- **Data records**:
----
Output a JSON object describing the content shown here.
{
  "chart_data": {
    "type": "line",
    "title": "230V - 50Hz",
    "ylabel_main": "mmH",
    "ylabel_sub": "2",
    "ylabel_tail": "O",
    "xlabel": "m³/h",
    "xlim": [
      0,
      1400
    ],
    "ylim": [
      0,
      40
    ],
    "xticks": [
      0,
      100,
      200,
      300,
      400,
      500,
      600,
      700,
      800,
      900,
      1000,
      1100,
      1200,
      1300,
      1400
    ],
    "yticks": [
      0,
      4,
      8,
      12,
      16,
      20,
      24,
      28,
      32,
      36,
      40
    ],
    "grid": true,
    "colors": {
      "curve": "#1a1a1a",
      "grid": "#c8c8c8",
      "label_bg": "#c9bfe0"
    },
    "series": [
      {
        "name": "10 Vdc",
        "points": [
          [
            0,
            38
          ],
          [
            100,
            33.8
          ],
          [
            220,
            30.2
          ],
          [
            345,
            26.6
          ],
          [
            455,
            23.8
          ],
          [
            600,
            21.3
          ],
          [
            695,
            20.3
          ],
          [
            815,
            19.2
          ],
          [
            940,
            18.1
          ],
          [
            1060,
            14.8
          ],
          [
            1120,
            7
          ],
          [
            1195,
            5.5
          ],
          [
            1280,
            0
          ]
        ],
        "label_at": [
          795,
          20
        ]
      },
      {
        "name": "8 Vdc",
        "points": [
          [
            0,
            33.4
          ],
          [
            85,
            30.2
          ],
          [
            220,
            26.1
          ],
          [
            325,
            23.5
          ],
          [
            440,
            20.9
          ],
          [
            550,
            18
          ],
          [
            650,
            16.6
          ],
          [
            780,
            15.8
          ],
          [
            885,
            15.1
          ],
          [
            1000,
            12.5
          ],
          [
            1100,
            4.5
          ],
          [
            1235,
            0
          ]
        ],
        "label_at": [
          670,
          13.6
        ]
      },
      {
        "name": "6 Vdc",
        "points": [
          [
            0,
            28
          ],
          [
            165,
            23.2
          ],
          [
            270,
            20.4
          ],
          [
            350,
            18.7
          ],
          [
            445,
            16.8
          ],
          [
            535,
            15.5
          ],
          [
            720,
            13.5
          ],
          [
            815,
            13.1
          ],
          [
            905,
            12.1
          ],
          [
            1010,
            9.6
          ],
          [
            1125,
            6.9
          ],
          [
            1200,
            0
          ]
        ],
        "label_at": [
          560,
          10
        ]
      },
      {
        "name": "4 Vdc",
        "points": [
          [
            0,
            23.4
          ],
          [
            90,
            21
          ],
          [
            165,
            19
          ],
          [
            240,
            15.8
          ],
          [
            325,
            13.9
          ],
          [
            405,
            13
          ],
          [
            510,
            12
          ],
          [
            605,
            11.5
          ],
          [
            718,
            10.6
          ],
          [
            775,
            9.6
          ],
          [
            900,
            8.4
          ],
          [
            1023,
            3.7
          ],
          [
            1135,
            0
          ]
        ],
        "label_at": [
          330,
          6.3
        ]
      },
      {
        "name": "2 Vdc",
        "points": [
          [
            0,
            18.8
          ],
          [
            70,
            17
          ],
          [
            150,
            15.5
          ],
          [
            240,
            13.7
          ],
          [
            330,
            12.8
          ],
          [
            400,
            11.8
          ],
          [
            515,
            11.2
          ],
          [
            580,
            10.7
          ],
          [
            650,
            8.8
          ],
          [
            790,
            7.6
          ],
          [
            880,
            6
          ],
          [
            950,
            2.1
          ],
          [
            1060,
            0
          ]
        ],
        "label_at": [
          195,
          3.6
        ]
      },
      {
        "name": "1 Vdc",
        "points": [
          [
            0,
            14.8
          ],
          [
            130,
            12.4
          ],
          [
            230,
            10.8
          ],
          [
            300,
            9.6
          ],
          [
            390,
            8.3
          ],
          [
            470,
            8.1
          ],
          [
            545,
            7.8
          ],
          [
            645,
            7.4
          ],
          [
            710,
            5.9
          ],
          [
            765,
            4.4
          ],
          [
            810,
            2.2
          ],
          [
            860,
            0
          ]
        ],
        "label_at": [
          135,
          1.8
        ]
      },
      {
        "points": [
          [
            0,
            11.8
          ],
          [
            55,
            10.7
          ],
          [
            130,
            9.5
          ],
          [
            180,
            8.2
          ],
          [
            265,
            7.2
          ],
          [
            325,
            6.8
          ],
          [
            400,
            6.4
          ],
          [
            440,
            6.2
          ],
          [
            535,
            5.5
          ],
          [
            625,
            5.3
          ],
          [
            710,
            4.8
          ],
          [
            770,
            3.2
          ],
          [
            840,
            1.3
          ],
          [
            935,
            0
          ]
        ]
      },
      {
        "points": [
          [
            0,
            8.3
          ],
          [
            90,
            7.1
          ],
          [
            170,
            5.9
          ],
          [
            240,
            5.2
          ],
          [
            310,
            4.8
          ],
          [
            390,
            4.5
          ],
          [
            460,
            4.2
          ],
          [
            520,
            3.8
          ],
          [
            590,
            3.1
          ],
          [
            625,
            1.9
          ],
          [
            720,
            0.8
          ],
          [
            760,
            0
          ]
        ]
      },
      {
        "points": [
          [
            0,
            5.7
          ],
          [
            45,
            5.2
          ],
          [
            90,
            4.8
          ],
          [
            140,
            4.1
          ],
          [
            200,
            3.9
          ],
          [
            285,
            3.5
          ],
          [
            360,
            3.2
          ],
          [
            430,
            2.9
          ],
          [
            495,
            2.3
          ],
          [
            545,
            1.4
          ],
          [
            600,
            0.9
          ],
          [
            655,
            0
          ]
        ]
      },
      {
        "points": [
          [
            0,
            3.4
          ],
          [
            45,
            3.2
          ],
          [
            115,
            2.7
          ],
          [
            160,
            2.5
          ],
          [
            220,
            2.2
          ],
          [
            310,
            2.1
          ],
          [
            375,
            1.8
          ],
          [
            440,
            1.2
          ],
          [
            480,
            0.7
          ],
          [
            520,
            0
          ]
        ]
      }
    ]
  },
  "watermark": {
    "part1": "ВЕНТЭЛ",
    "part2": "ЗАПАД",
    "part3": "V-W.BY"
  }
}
----
Transcribe the material exactly as it reads.

Output a JSON object describing the content shown here.
{
  "chart_data": {
    "type": "line",
    "title": "230V - 50Hz",
    "ylabel_main": "mmH",
    "ylabel_sub": "2",
    "ylabel_tail": "O",
    "xlabel": "m³/h",
    "xlim": [
      0,
      1400
    ],
    "ylim": [
      0,
      40
    ],
    "xticks": [
      0,
      100,
      200,
      300,
      400,
      500,
      600,
      700,
      800,
      900,
      1000,
      1100,
      1200,
      1300,
      1400
    ],
    "yticks": [
      0,
      4,
      8,
      12,
      16,
      20,
      24,
      28,
      32,
      36,
      40
    ],
    "grid": true,
    "colors": {
      "curve": "#1a1a1a",
      "grid": "#c8c8c8",
      "label_bg": "#c9bfe0"
    },
    "series": [
      {
        "name": "10 Vdc",
        "points": [
          [
            0,
            38
          ],
          [
            100,
            33.8
          ],
          [
            220,
            30.2
          ],
          [
            345,
            26.6
          ],
          [
            455,
            23.8
          ],
          [
            600,
            21.3
          ],
          [
            695,
            20.3
          ],
          [
            815,
            19.2
          ],
          [
            940,
            18.1
          ],
          [
            1060,
            14.8
          ],
          [
            1120,
            7
          ],
          [
            1195,
            5.5
          ],
          [
            1280,
            0
          ]
        ],
        "label_at": [
          795,
          20
        ]
      },
      {
        "name": "8 Vdc",
        "points": [
          [
            0,
            33.4
          ],
          [
            85,
            30.2
          ],
          [
            220,
            26.1
          ],
          [
            325,
            23.5
          ],
          [
            440,
            20.9
          ],
          [
            550,
            18
          ],
          [
            650,
            16.6
          ],
          [
            780,
            15.8
          ],
          [
            885,
            15.1
          ],
          [
            1000,
            12.5
          ],
          [
            1100,
            4.5
          ],
          [
            1235,
            0
          ]
        ],
        "label_at": [
          670,
          13.6
        ]
      },
      {
        "name": "6 Vdc",
        "points": [
          [
            0,
            28
          ],
          [
            165,
            23.2
          ],
          [
            270,
            20.4
          ],
          [
            350,
            18.7
          ],
          [
            445,
            16.8
          ],
          [
            535,
            15.5
          ],
          [
            720,
            13.5
          ],
          [
            815,
            13.1
          ],
          [
            905,
            12.1
          ],
          [
            1010,
            9.6
          ],
          [
            1125,
            6.9
          ],
          [
            1200,
            0
          ]
        ],
        "label_at": [
          560,
          10
        ]
      },
      {
        "name": "4 Vdc",
        "points": [
          [
            0,
            23.4
          ],
          [
            90,
            21
          ],
          [
            165,
            19
          ],
          [
            240,
            15.8
          ],
          [
            325,
            13.9
          ],
          [
            405,
            13
          ],
          [
            510,
            12
          ],
          [
            605,
            11.5
          ],
          [
            718,
            10.6
          ],
          [
            775,
            9.6
          ],
          [
            900,
            8.4
          ],
          [
            1023,
            3.7
          ],
          [
            1135,
            0
          ]
        ],
        "label_at": [
          330,
          6.3
        ]
      },
      {
        "name": "2 Vdc",
        "points": [
          [
            0,
            18.8
          ],
          [
            70,
            17
          ],
          [
            150,
            15.5
          ],
          [
            240,
            13.7
          ],
          [
            330,
            12.8
          ],
          [
            400,
            11.8
          ],
          [
            515,
            11.2
          ],
          [
            580,
            10.7
          ],
          [
            650,
            8.8
          ],
          [
            790,
            7.6
          ],
          [
            880,
            6
          ],
          [
            950,
            2.1
          ],
          [
            1060,
            0
          ]
        ],
        "label_at": [
          195,
          3.6
        ]
      },
      {
        "name": "1 Vdc",
        "points": [
          [
            0,
            14.8
          ],
          [
            130,
            12.4
          ],
          [
            230,
            10.8
          ],
          [
            300,
            9.6
          ],
          [
            390,
            8.3
          ],
          [
            470,
            8.1
          ],
          [
            545,
            7.8
          ],
          [
            645,
            7.4
          ],
          [
            710,
            5.9
          ],
          [
            765,
            4.4
          ],
          [
            810,
            2.2
          ],
          [
            860,
            0
          ]
        ],
        "label_at": [
          135,
          1.8
        ]
      },
      {
        "points": [
          [
            0,
            11.8
          ],
          [
            55,
            10.7
          ],
          [
            130,
            9.5
          ],
          [
            180,
            8.2
          ],
          [
            265,
            7.2
          ],
          [
            325,
            6.8
          ],
          [
            400,
            6.4
          ],
          [
            440,
            6.2
          ],
          [
            535,
            5.5
          ],
          [
            625,
            5.3
          ],
          [
            710,
            4.8
          ],
          [
            770,
            3.2
          ],
          [
            840,
            1.3
          ],
          [
            935,
            0
          ]
        ]
      },
      {
        "points": [
          [
            0,
            8.3
          ],
          [
            90,
            7.1
          ],
          [
            170,
            5.9
          ],
          [
            240,
            5.2
          ],
          [
            310,
            4.8
          ],
          [
            390,
            4.5
          ],
          [
            460,
            4.2
          ],
          [
            520,
            3.8
          ],
          [
            590,
            3.1
          ],
          [
            625,
            1.9
          ],
          [
            720,
            0.8
          ],
          [
            760,
            0
          ]
        ]
      },
      {
        "points": [
          [
            0,
            5.7
          ],
          [
            45,
            5.2
          ],
          [
            90,
            4.8
          ],
          [
            140,
            4.1
          ],
          [
            200,
            3.9
          ],
          [
            285,
            3.5
          ],
          [
            360,
            3.2
          ],
          [
            430,
            2.9
          ],
          [
            495,
            2.3
          ],
          [
            545,
            1.4
          ],
          [
            600,
            0.9
          ],
          [
            655,
            0
          ]
        ]
      },
      {
        "points": [
          [
            0,
            3.4
          ],
          [
            45,
            3.2
          ],
          [
            115,
            2.7
          ],
          [
            160,
            2.5
          ],
          [
            220,
            2.2
          ],
          [
            310,
            2.1
          ],
          [
            375,
            1.8
          ],
          [
            440,
            1.2
          ],
          [
            480,
            0.7
          ],
          [
            520,
            0
          ]
        ]
      }
    ]
  },
  "watermark": {
    "part1": "ВЕНТЭЛ",
    "part2": "ЗАПАД",
    "part3": "V-W.BY"
  }
}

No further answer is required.